#### Exercise
Copy out each line of the material below that holds the string "this".

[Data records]
┌────────

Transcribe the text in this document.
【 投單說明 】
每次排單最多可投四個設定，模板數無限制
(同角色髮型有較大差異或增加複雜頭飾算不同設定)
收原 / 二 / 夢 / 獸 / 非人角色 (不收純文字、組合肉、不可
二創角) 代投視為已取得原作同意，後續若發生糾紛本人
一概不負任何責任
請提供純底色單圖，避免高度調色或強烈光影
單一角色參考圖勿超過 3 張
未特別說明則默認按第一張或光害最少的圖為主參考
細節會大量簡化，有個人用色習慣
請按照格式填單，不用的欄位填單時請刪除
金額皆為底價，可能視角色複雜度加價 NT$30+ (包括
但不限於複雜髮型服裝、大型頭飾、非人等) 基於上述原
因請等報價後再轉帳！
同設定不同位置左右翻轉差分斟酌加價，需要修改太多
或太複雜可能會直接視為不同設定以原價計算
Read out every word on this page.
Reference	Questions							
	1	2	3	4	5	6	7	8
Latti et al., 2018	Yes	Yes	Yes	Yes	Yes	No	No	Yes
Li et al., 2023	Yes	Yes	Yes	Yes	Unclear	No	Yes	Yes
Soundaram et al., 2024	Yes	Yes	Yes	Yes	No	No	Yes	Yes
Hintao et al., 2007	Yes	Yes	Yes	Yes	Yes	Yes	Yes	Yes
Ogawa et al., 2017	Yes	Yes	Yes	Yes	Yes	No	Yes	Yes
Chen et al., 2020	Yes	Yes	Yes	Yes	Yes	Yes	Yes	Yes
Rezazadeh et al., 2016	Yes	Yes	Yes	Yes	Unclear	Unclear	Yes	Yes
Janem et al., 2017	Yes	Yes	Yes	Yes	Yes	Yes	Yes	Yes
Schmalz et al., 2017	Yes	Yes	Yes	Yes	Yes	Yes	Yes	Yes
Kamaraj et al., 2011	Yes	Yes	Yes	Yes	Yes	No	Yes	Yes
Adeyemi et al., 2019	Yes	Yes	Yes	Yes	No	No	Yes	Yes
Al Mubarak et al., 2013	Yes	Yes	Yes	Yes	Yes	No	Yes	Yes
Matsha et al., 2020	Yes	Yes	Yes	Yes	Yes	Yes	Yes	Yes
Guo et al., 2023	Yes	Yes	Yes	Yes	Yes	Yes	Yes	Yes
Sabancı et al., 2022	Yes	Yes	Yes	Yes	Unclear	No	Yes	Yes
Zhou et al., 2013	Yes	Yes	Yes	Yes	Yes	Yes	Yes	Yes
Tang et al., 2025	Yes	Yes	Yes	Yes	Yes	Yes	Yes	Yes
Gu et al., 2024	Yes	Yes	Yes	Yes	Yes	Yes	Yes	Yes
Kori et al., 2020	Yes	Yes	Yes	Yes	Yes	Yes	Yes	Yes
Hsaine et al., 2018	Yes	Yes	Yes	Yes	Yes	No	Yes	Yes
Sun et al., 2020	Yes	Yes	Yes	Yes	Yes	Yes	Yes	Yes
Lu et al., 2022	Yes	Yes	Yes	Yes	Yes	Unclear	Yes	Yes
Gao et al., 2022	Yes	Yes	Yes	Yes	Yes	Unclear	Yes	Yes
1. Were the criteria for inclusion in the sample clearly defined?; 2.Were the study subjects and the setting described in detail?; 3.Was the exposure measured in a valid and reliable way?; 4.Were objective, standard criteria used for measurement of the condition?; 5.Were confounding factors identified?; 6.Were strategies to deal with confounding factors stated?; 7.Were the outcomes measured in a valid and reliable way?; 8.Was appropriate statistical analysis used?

└────────

#### Result below
Transcribe the text in this document.
Read out every word on this page.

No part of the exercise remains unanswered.